- _Information shown_:
┄┄┄┄┄┄┄┄┄┄┄┄┄┄┄┄┄┄┄┄

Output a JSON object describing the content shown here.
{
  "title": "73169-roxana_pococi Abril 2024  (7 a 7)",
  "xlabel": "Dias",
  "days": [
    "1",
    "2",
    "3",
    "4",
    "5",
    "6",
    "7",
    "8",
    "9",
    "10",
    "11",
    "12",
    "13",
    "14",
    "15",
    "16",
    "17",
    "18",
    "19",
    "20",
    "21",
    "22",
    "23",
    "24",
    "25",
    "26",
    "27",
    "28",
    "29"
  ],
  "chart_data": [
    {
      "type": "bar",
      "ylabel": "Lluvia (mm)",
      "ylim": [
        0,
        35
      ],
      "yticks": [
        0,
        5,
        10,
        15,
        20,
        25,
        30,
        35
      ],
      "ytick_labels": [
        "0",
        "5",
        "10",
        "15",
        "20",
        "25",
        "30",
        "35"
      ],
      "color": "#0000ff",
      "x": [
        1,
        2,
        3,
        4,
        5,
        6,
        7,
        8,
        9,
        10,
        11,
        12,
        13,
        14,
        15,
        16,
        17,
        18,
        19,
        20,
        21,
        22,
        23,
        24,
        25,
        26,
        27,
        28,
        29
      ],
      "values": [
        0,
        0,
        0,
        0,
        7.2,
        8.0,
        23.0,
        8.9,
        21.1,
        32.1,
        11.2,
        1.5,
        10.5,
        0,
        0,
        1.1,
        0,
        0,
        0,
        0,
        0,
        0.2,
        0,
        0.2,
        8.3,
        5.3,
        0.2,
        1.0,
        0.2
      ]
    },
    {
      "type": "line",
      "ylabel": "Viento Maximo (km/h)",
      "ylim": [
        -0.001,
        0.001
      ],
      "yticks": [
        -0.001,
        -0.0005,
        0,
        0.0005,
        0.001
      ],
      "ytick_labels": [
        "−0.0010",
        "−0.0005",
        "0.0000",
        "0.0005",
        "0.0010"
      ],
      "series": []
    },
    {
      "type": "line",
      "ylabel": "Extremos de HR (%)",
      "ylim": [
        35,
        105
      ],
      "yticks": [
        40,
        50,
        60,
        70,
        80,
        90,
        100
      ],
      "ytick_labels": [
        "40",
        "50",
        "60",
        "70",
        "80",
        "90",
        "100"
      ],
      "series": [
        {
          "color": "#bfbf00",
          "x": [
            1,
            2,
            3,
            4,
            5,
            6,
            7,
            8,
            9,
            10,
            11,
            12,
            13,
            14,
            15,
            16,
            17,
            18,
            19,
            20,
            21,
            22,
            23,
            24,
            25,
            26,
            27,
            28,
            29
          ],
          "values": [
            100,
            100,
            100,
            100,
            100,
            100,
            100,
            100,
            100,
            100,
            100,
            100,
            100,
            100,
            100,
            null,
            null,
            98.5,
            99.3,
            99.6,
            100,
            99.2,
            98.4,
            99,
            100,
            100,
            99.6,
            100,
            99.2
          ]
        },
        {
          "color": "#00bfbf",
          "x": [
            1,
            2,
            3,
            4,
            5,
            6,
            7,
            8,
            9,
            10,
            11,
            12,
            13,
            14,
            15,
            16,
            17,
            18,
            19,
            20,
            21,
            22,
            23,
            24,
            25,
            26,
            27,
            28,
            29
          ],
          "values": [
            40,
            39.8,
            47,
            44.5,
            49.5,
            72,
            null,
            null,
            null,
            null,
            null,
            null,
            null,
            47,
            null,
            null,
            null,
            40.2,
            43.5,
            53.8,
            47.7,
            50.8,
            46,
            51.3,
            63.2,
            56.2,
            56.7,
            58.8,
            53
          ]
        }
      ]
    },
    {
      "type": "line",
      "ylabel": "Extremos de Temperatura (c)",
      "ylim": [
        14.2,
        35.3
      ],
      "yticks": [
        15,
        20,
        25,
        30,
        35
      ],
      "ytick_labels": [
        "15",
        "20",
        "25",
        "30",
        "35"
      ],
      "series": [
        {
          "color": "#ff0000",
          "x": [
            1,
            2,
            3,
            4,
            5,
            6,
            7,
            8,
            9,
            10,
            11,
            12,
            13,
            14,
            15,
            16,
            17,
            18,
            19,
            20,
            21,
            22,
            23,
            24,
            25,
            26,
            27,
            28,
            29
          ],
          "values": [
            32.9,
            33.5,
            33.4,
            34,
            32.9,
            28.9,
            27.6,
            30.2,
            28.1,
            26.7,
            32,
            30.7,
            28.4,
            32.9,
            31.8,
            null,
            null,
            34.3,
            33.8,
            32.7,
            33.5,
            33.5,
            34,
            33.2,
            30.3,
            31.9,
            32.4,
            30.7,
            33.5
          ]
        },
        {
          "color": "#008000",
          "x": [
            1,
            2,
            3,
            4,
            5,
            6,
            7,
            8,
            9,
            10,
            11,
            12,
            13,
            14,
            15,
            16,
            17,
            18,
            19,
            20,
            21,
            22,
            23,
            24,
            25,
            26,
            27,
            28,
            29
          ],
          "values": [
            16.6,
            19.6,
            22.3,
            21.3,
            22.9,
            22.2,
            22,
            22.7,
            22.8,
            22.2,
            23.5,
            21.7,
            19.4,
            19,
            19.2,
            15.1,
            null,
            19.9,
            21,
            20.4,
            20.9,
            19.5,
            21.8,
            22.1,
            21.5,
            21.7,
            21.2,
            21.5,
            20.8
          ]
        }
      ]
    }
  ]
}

┄┄┄┄┄┄┄┄┄┄┄┄┄┄┄┄┄┄┄┄

- _What you are asked to do_: The records above should be repeated in full, exactly as given.

- _Worked solution_:
Output a JSON object describing the content shown here.
{
  "title": "73169-roxana_pococi Abril 2024  (7 a 7)",
  "xlabel": "Dias",
  "days": [
    "1",
    "2",
    "3",
    "4",
    "5",
    "6",
    "7",
    "8",
    "9",
    "10",
    "11",
    "12",
    "13",
    "14",
    "15",
    "16",
    "17",
    "18",
    "19",
    "20",
    "21",
    "22",
    "23",
    "24",
    "25",
    "26",
    "27",
    "28",
    "29"
  ],
  "chart_data": [
    {
      "type": "bar",
      "ylabel": "Lluvia (mm)",
      "ylim": [
        0,
        35
      ],
      "yticks": [
        0,
        5,
        10,
        15,
        20,
        25,
        30,
        35
      ],
      "ytick_labels": [
        "0",
        "5",
        "10",
        "15",
        "20",
        "25",
        "30",
        "35"
      ],
      "color": "#0000ff",
      "x": [
        1,
        2,
        3,
        4,
        5,
        6,
        7,
        8,
        9,
        10,
        11,
        12,
        13,
        14,
        15,
        16,
        17,
        18,
        19,
        20,
        21,
        22,
        23,
        24,
        25,
        26,
        27,
        28,
        29
      ],
      "values": [
        0,
        0,
        0,
        0,
        7.2,
        8.0,
        23.0,
        8.9,
        21.1,
        32.1,
        11.2,
        1.5,
        10.5,
        0,
        0,
        1.1,
        0,
        0,
        0,
        0,
        0,
        0.2,
        0,
        0.2,
        8.3,
        5.3,
        0.2,
        1.0,
        0.2
      ]
    },
    {
      "type": "line",
      "ylabel": "Viento Maximo (km/h)",
      "ylim": [
        -0.001,
        0.001
      ],
      "yticks": [
        -0.001,
        -0.0005,
        0,
        0.0005,
        0.001
      ],
      "ytick_labels": [
        "−0.0010",
        "−0.0005",
        "0.0000",
        "0.0005",
        "0.0010"
      ],
      "series": []
    },
    {
      "type": "line",
      "ylabel": "Extremos de HR (%)",
      "ylim": [
        35,
        105
      ],
      "yticks": [
        40,
        50,
        60,
        70,
        80,
        90,
        100
      ],
      "ytick_labels": [
        "40",
        "50",
        "60",
        "70",
        "80",
        "90",
        "100"
      ],
      "series": [
        {
          "color": "#bfbf00",
          "x": [
            1,
            2,
            3,
            4,
            5,
            6,
            7,
            8,
            9,
            10,
            11,
            12,
            13,
            14,
            15,
            16,
            17,
            18,
            19,
            20,
            21,
            22,
            23,
            24,
            25,
            26,
            27,
            28,
            29
          ],
          "values": [
            100,
            100,
            100,
            100,
            100,
            100,
            100,
            100,
            100,
            100,
            100,
            100,
            100,
            100,
            100,
            null,
            null,
            98.5,
            99.3,
            99.6,
            100,
            99.2,
            98.4,
            99,
            100,
            100,
            99.6,
            100,
            99.2
          ]
        },
        {
          "color": "#00bfbf",
          "x": [
            1,
            2,
            3,
            4,
            5,
            6,
            7,
            8,
            9,
            10,
            11,
            12,
            13,
            14,
            15,
            16,
            17,
            18,
            19,
            20,
            21,
            22,
            23,
            24,
            25,
            26,
            27,
            28,
            29
          ],
          "values": [
            40,
            39.8,
            47,
            44.5,
            49.5,
            72,
            null,
            null,
            null,
            null,
            null,
            null,
            null,
            47,
            null,
            null,
            null,
            40.2,
            43.5,
            53.8,
            47.7,
            50.8,
            46,
            51.3,
            63.2,
            56.2,
            56.7,
            58.8,
            53
          ]
        }
      ]
    },
    {
      "type": "line",
      "ylabel": "Extremos de Temperatura (c)",
      "ylim": [
        14.2,
        35.3
      ],
      "yticks": [
        15,
        20,
        25,
        30,
        35
      ],
      "ytick_labels": [
        "15",
        "20",
        "25",
        "30",
        "35"
      ],
      "series": [
        {
          "color": "#ff0000",
          "x": [
            1,
            2,
            3,
            4,
            5,
            6,
            7,
            8,
            9,
            10,
            11,
            12,
            13,
            14,
            15,
            16,
            17,
            18,
            19,
            20,
            21,
            22,
            23,
            24,
            25,
            26,
            27,
            28,
            29
          ],
          "values": [
            32.9,
            33.5,
            33.4,
            34,
            32.9,
            28.9,
            27.6,
            30.2,
            28.1,
            26.7,
            32,
            30.7,
            28.4,
            32.9,
            31.8,
            null,
            null,
            34.3,
            33.8,
            32.7,
            33.5,
            33.5,
            34,
            33.2,
            30.3,
            31.9,
            32.4,
            30.7,
            33.5
          ]
        },
        {
          "color": "#008000",
          "x": [
            1,
            2,
            3,
            4,
            5,
            6,
            7,
            8,
            9,
            10,
            11,
            12,
            13,
            14,
            15,
            16,
            17,
            18,
            19,
            20,
            21,
            22,
            23,
            24,
            25,
            26,
            27,
            28,
            29
          ],
          "values": [
            16.6,
            19.6,
            22.3,
            21.3,
            22.9,
            22.2,
            22,
            22.7,
            22.8,
            22.2,
            23.5,
            21.7,
            19.4,
            19,
            19.2,
            15.1,
            null,
            19.9,
            21,
            20.4,
            20.9,
            19.5,
            21.8,
            22.1,
            21.5,
            21.7,
            21.2,
            21.5,
            20.8
          ]
        }
      ]
    }
  ]
}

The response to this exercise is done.